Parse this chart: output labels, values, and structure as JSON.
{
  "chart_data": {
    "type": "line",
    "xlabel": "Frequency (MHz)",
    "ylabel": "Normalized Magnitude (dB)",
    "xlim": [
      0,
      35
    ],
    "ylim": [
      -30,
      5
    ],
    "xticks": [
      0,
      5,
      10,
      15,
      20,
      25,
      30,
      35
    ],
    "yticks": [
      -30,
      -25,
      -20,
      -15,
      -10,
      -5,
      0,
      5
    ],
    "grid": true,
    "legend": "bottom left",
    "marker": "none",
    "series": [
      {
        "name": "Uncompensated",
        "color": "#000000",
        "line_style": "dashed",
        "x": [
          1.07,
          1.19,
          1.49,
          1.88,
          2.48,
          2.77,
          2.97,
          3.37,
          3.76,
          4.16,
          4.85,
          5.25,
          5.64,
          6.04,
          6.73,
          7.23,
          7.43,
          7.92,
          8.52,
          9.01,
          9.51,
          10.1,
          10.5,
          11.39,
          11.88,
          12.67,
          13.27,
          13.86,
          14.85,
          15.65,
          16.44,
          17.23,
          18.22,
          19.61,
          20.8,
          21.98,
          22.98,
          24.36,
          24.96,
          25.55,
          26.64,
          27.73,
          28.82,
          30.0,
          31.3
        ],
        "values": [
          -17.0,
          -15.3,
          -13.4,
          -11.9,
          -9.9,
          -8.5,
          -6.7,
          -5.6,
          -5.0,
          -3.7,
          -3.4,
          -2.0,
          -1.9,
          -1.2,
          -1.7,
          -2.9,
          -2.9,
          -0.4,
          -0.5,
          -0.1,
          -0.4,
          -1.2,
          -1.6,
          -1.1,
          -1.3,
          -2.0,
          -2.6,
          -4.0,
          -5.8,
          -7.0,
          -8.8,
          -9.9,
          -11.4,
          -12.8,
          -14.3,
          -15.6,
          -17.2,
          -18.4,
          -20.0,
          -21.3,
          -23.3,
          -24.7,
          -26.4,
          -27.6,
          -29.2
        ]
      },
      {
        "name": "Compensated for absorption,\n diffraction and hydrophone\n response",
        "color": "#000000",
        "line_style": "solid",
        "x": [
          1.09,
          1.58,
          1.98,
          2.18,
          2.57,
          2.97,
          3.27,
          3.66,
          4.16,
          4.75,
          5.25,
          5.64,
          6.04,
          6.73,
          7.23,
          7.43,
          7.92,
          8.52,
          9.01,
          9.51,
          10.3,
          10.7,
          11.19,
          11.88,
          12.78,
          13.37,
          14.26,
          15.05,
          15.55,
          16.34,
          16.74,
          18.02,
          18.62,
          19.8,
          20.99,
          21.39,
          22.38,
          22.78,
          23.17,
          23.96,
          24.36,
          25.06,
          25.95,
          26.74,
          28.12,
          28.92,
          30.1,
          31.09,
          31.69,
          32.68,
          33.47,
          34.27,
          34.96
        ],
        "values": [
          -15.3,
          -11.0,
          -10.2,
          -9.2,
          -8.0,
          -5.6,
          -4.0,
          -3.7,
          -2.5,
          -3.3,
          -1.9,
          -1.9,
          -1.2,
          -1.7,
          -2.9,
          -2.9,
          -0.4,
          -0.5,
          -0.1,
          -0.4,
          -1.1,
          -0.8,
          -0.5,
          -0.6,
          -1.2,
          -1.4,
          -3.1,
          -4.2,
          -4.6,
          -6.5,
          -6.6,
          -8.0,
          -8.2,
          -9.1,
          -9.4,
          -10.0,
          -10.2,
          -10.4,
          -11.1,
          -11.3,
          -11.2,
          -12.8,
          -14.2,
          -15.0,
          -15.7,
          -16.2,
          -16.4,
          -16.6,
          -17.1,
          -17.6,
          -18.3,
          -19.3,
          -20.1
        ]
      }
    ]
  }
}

----

- **WHAT THE TASK ASKS**: Extract the whole listing, character for character.

- **FULL OUTPUT**:
Parse this chart: output labels, values, and structure as JSON.
{
  "chart_data": {
    "type": "line",
    "xlabel": "Frequency (MHz)",
    "ylabel": "Normalized Magnitude (dB)",
    "xlim": [
      0,
      35
    ],
    "ylim": [
      -30,
      5
    ],
    "xticks": [
      0,
      5,
      10,
      15,
      20,
      25,
      30,
      35
    ],
    "yticks": [
      -30,
      -25,
      -20,
      -15,
      -10,
      -5,
      0,
      5
    ],
    "grid": true,
    "legend": "bottom left",
    "marker": "none",
    "series": [
      {
        "name": "Uncompensated",
        "color": "#000000",
        "line_style": "dashed",
        "x": [
          1.07,
          1.19,
          1.49,
          1.88,
          2.48,
          2.77,
          2.97,
          3.37,
          3.76,
          4.16,
          4.85,
          5.25,
          5.64,
          6.04,
          6.73,
          7.23,
          7.43,
          7.92,
          8.52,
          9.01,
          9.51,
          10.1,
          10.5,
          11.39,
          11.88,
          12.67,
          13.27,
          13.86,
          14.85,
          15.65,
          16.44,
          17.23,
          18.22,
          19.61,
          20.8,
          21.98,
          22.98,
          24.36,
          24.96,
          25.55,
          26.64,
          27.73,
          28.82,
          30.0,
          31.3
        ],
        "values": [
          -17.0,
          -15.3,
          -13.4,
          -11.9,
          -9.9,
          -8.5,
          -6.7,
          -5.6,
          -5.0,
          -3.7,
          -3.4,
          -2.0,
          -1.9,
          -1.2,
          -1.7,
          -2.9,
          -2.9,
          -0.4,
          -0.5,
          -0.1,
          -0.4,
          -1.2,
          -1.6,
          -1.1,
          -1.3,
          -2.0,
          -2.6,
          -4.0,
          -5.8,
          -7.0,
          -8.8,
          -9.9,
          -11.4,
          -12.8,
          -14.3,
          -15.6,
          -17.2,
          -18.4,
          -20.0,
          -21.3,
          -23.3,
          -24.7,
          -26.4,
          -27.6,
          -29.2
        ]
      },
      {
        "name": "Compensated for absorption,\n diffraction and hydrophone\n response",
        "color": "#000000",
        "line_style": "solid",
        "x": [
          1.09,
          1.58,
          1.98,
          2.18,
          2.57,
          2.97,
          3.27,
          3.66,
          4.16,
          4.75,
          5.25,
          5.64,
          6.04,
          6.73,
          7.23,
          7.43,
          7.92,
          8.52,
          9.01,
          9.51,
          10.3,
          10.7,
          11.19,
          11.88,
          12.78,
          13.37,
          14.26,
          15.05,
          15.55,
          16.34,
          16.74,
          18.02,
          18.62,
          19.8,
          20.99,
          21.39,
          22.38,
          22.78,
          23.17,
          23.96,
          24.36,
          25.06,
          25.95,
          26.74,
          28.12,
          28.92,
          30.1,
          31.09,
          31.69,
          32.68,
          33.47,
          34.27,
          34.96
        ],
        "values": [
          -15.3,
          -11.0,
          -10.2,
          -9.2,
          -8.0,
          -5.6,
          -4.0,
          -3.7,
          -2.5,
          -3.3,
          -1.9,
          -1.9,
          -1.2,
          -1.7,
          -2.9,
          -2.9,
          -0.4,
          -0.5,
          -0.1,
          -0.4,
          -1.1,
          -0.8,
          -0.5,
          -0.6,
          -1.2,
          -1.4,
          -3.1,
          -4.2,
          -4.6,
          -6.5,
          -6.6,
          -8.0,
          -8.2,
          -9.1,
          -9.4,
          -10.0,
          -10.2,
          -10.4,
          -11.1,
          -11.3,
          -11.2,
          -12.8,
          -14.2,
          -15.0,
          -15.7,
          -16.2,
          -16.4,
          -16.6,
          -17.1,
          -17.6,
          -18.3,
          -19.3,
          -20.1
        ]
      }
    ]
  }
}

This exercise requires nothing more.